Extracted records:
**********
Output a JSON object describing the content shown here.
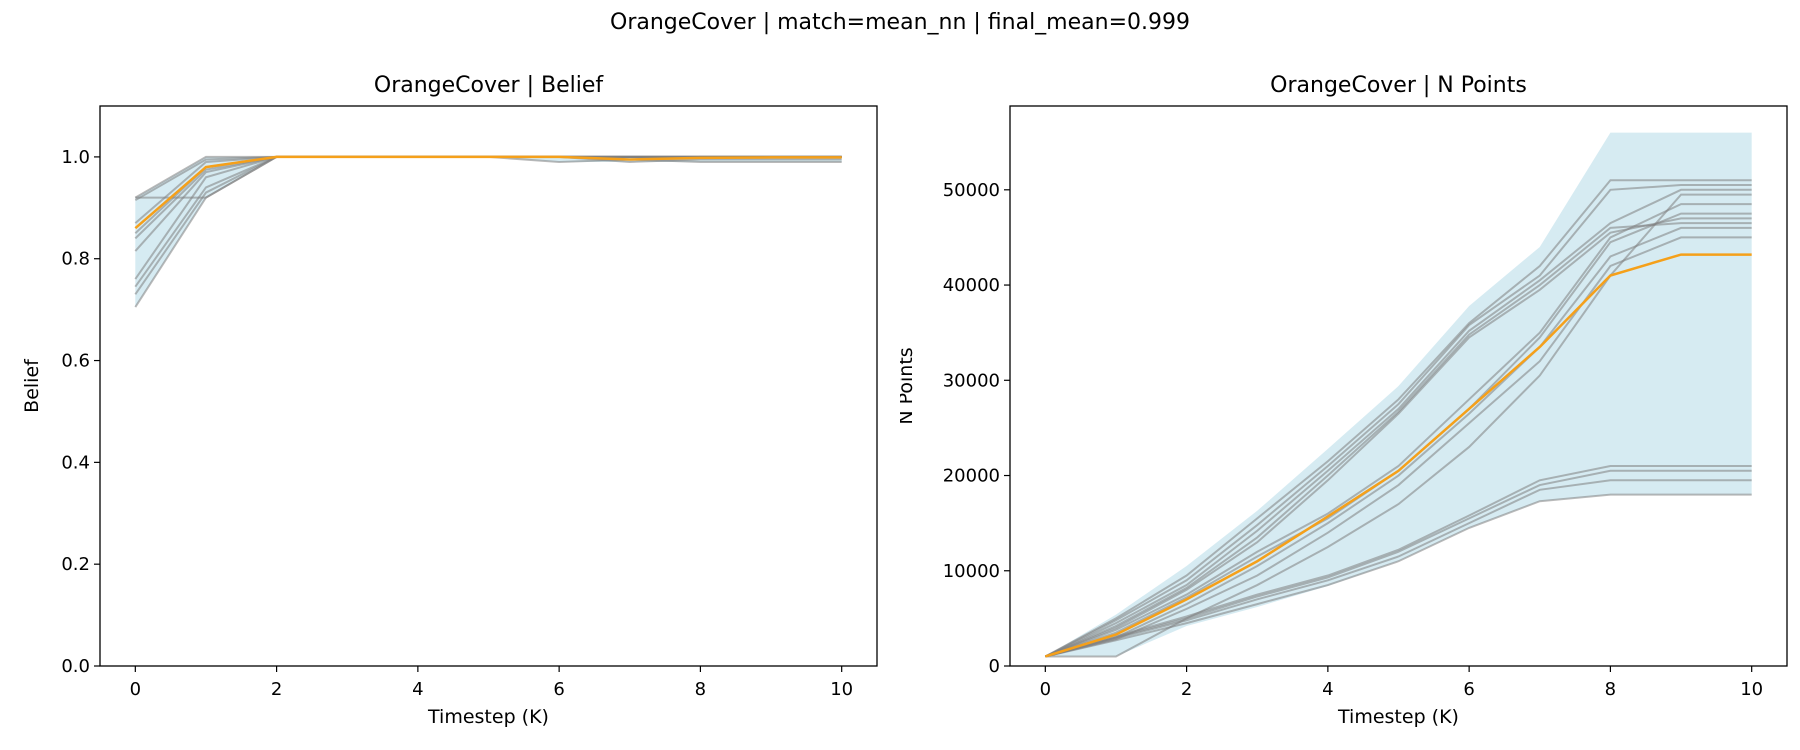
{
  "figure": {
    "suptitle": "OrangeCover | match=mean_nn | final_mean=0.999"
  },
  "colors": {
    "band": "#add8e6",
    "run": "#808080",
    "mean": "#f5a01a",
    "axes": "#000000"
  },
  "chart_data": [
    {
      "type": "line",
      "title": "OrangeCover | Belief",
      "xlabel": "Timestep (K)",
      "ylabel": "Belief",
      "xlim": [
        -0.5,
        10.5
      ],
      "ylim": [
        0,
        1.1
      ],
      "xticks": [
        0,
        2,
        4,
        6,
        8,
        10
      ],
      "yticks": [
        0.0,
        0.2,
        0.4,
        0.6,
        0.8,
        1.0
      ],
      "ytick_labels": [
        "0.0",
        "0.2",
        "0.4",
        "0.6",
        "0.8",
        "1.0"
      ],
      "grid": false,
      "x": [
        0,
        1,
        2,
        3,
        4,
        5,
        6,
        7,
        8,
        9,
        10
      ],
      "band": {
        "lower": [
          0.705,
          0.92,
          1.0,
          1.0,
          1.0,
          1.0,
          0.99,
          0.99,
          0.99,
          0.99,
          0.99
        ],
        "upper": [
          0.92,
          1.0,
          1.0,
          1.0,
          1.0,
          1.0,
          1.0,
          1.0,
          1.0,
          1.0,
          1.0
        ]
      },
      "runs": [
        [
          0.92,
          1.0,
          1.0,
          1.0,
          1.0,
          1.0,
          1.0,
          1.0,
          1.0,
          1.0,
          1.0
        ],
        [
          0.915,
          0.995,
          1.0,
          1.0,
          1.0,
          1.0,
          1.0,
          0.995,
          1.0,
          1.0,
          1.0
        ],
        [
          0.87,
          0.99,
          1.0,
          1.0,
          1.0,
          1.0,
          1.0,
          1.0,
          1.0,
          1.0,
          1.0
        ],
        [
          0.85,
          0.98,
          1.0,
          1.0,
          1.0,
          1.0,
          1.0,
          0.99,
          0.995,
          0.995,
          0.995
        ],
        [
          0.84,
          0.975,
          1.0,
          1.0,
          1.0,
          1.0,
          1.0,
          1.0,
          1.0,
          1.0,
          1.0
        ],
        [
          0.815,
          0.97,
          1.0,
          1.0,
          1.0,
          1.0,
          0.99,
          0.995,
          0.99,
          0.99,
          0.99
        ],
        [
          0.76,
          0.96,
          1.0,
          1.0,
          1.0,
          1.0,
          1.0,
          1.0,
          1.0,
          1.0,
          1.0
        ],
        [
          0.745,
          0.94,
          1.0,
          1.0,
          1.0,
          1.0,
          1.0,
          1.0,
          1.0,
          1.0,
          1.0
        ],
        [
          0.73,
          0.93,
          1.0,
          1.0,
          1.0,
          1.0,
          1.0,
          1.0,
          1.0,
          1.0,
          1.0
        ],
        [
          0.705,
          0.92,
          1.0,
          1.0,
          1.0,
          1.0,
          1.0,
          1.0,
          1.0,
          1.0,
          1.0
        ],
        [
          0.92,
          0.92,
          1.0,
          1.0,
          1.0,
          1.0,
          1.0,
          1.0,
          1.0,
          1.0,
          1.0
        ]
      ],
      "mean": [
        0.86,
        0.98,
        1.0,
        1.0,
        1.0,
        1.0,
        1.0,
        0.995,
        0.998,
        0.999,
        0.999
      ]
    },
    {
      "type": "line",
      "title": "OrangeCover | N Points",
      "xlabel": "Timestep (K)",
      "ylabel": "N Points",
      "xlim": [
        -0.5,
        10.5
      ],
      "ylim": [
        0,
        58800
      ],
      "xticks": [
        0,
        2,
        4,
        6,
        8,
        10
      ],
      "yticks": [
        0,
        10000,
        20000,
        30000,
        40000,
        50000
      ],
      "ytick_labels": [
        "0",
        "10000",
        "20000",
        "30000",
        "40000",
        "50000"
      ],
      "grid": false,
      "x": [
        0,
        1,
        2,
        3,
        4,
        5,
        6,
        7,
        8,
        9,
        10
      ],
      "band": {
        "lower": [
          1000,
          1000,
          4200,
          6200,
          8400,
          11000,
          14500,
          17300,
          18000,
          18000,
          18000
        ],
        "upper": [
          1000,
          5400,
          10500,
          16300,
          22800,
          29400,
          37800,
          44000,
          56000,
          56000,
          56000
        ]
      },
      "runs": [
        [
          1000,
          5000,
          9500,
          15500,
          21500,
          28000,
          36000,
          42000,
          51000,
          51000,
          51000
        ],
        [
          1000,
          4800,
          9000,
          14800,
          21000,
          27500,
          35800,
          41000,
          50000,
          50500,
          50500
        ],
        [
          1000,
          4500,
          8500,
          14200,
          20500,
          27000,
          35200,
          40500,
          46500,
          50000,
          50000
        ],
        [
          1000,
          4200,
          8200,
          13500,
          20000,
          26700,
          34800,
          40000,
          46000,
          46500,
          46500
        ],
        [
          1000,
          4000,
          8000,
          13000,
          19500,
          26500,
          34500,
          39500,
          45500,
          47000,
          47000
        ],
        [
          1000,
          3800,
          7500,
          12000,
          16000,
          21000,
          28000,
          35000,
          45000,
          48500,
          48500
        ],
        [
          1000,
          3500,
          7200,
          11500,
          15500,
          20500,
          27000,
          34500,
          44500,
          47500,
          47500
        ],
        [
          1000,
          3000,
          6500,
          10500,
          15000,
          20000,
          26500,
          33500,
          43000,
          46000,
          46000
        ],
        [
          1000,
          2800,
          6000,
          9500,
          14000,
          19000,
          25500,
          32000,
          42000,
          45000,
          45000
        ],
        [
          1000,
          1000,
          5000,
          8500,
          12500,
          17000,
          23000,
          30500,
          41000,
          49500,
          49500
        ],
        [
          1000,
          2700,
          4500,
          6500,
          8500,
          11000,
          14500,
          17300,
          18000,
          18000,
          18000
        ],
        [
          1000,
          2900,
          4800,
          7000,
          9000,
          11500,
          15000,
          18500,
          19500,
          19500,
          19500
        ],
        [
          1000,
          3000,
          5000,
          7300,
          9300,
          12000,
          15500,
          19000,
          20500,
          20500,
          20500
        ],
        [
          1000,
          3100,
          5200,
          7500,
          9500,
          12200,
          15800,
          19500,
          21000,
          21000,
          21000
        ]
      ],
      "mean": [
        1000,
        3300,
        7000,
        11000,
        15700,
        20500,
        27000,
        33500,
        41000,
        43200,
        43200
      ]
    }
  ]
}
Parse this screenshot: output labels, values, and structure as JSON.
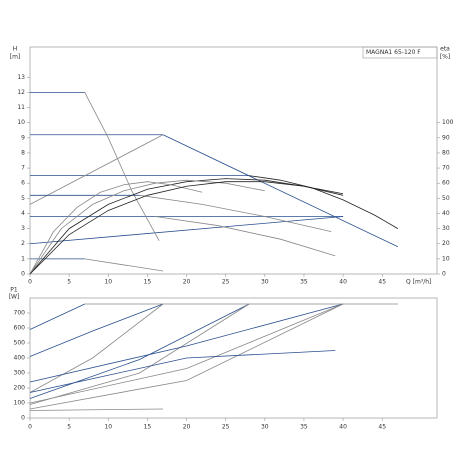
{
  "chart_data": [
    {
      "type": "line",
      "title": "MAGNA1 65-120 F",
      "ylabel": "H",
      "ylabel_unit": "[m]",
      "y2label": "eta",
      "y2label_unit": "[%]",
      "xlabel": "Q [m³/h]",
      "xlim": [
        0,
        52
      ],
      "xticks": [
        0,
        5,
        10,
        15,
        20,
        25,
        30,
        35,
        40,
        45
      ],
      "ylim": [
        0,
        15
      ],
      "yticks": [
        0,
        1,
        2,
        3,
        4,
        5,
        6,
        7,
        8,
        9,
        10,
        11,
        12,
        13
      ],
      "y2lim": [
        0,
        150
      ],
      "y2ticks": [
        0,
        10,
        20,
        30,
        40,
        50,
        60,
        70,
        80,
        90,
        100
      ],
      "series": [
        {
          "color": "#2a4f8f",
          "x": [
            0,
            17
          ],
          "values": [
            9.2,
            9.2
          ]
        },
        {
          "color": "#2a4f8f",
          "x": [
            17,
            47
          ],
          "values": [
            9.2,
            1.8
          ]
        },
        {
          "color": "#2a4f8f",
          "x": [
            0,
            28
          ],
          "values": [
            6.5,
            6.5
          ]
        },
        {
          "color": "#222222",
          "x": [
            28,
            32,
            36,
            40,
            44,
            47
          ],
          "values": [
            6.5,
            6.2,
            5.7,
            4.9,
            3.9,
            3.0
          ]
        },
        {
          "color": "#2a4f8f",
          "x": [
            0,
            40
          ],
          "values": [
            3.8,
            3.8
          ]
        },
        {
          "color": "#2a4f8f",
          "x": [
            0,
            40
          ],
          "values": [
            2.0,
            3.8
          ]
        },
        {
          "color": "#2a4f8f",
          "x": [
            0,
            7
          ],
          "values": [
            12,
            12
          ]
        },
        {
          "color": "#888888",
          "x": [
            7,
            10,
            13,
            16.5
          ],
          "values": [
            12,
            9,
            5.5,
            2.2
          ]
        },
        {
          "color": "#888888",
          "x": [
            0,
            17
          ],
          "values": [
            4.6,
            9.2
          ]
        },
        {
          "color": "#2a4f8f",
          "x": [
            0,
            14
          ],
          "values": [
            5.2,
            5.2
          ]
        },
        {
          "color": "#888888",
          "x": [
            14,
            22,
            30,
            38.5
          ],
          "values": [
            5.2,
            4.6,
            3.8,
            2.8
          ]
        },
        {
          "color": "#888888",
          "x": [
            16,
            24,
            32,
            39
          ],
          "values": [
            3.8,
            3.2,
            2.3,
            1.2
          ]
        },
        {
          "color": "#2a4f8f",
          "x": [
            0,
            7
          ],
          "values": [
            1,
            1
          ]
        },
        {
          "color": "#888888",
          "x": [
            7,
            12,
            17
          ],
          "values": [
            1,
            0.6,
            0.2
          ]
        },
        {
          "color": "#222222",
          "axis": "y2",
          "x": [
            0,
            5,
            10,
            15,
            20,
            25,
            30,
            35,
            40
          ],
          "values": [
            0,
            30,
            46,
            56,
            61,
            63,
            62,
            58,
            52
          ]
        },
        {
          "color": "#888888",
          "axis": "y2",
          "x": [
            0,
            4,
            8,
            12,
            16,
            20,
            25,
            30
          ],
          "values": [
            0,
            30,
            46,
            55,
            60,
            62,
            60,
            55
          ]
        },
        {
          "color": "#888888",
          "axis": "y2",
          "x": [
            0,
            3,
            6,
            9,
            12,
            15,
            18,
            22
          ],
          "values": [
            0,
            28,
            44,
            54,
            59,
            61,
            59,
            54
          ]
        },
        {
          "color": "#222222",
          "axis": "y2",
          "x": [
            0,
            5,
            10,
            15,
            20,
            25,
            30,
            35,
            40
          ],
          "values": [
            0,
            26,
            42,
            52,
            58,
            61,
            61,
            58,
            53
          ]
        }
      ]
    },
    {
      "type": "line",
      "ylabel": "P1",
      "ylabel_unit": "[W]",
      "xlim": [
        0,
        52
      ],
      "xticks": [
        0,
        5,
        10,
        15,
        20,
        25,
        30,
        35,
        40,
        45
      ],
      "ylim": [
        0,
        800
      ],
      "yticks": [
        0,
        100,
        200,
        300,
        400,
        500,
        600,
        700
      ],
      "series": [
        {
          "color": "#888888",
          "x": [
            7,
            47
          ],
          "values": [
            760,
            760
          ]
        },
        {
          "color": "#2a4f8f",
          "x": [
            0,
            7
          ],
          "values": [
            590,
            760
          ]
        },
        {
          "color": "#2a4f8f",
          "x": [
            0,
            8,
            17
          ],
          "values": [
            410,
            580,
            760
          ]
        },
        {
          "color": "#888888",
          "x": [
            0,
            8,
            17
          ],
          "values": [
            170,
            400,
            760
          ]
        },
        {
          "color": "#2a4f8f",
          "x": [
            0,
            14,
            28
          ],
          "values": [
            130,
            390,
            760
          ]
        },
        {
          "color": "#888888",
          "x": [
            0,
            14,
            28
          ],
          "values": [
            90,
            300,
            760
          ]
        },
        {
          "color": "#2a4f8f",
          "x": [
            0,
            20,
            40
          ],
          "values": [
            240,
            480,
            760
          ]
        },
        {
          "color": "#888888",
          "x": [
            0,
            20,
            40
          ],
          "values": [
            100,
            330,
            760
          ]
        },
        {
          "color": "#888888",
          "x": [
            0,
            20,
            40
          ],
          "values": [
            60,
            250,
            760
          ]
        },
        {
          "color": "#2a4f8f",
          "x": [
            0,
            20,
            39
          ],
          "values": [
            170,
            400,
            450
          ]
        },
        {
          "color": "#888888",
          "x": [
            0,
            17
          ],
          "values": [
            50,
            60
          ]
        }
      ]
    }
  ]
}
**********
- [EXERCISE AIM] Tally the lines of the listing in which the word "JSON" occurs, and state the total alone.

- [FINISHED TASK] 2